Set task: Copy out the line containing "Transcribe the text in this document." and each line after it, through the last one in the material, exactly as written.

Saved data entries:
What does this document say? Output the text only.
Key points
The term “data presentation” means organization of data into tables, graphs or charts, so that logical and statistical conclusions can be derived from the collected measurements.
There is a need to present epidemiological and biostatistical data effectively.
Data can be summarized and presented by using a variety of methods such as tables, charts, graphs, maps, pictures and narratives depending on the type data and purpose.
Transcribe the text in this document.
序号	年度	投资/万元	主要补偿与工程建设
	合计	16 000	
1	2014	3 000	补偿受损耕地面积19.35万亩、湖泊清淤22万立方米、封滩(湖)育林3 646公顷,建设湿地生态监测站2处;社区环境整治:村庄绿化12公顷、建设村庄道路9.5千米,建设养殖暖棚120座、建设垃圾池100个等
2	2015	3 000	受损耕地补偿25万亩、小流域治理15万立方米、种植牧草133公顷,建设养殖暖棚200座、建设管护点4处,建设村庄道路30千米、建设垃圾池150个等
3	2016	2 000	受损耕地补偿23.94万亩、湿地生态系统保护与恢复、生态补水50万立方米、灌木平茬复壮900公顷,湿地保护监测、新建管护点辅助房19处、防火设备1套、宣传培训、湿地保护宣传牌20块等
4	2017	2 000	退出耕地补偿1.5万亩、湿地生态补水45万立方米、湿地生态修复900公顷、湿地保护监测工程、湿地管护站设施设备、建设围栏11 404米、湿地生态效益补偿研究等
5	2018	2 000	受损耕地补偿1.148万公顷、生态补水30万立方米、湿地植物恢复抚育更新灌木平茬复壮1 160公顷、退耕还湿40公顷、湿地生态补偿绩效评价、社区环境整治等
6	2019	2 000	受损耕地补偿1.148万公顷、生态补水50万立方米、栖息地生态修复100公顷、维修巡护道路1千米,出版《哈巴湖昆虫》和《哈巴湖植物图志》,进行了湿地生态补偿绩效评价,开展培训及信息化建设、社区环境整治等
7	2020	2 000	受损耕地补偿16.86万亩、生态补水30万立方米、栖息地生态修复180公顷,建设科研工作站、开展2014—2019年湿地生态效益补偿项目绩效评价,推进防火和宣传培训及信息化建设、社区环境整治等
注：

Exercise response:
Transcribe the text in this document.
序号	年度	投资/万元	主要补偿与工程建设
	合计	16 000	
1	2014	3 000	补偿受损耕地面积19.35万亩、湖泊清淤22万立方米、封滩(湖)育林3 646公顷,建设湿地生态监测站2处;社区环境整治:村庄绿化12公顷、建设村庄道路9.5千米,建设养殖暖棚120座、建设垃圾池100个等
2	2015	3 000	受损耕地补偿25万亩、小流域治理15万立方米、种植牧草133公顷,建设养殖暖棚200座、建设管护点4处,建设村庄道路30千米、建设垃圾池150个等
3	2016	2 000	受损耕地补偿23.94万亩、湿地生态系统保护与恢复、生态补水50万立方米、灌木平茬复壮900公顷,湿地保护监测、新建管护点辅助房19处、防火设备1套、宣传培训、湿地保护宣传牌20块等
4	2017	2 000	退出耕地补偿1.5万亩、湿地生态补水45万立方米、湿地生态修复900公顷、湿地保护监测工程、湿地管护站设施设备、建设围栏11 404米、湿地生态效益补偿研究等
5	2018	2 000	受损耕地补偿1.148万公顷、生态补水30万立方米、湿地植物恢复抚育更新灌木平茬复壮1 160公顷、退耕还湿40公顷、湿地生态补偿绩效评价、社区环境整治等
6	2019	2 000	受损耕地补偿1.148万公顷、生态补水50万立方米、栖息地生态修复100公顷、维修巡护道路1千米,出版《哈巴湖昆虫》和《哈巴湖植物图志》,进行了湿地生态补偿绩效评价,开展培训及信息化建设、社区环境整治等
7	2020	2 000	受损耕地补偿16.86万亩、生态补水30万立方米、栖息地生态修复180公顷,建设科研工作站、开展2014—2019年湿地生态效益补偿项目绩效评价,推进防火和宣传培训及信息化建设、社区环境整治等
注：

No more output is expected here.